**Instruction**
Locate the string "Prozent" throughout the material and copy every line in which it occurs.

**Entries shown**
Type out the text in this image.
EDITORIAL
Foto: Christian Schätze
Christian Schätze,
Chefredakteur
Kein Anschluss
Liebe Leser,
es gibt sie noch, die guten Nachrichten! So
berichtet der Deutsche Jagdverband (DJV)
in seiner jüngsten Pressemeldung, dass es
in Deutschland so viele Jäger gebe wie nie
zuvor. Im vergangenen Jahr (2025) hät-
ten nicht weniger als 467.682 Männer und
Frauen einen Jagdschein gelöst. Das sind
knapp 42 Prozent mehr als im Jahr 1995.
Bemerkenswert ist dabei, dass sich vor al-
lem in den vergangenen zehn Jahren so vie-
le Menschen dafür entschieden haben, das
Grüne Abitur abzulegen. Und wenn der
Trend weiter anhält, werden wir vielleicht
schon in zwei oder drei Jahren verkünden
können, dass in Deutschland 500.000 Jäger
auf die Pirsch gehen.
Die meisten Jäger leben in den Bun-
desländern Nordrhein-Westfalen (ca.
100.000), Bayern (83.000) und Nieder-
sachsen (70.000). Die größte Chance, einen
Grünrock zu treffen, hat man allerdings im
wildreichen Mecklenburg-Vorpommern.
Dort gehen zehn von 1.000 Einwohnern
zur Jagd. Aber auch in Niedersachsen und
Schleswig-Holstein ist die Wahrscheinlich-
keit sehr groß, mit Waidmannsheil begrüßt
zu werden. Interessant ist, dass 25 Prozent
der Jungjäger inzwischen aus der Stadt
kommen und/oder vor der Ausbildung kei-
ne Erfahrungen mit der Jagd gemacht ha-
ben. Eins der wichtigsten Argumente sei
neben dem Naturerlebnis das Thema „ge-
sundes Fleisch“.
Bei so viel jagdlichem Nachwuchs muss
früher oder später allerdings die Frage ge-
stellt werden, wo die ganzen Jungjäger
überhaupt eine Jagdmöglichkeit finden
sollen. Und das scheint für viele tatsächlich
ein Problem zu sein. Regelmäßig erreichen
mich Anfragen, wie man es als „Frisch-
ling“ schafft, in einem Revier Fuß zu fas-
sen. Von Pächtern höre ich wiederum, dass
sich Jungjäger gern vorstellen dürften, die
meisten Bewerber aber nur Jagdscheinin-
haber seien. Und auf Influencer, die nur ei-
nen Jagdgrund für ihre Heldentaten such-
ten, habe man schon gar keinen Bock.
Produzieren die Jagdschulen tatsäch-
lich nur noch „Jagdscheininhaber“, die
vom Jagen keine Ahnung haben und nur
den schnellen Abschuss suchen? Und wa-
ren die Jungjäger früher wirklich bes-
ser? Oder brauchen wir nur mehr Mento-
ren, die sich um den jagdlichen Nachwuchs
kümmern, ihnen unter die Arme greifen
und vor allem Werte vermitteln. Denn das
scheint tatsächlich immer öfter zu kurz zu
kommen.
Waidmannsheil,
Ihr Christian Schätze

**Solution to the problem**
knapp 42 Prozent mehr als im Jahr 1995.
zu werden. Interessant ist, dass 25 Prozent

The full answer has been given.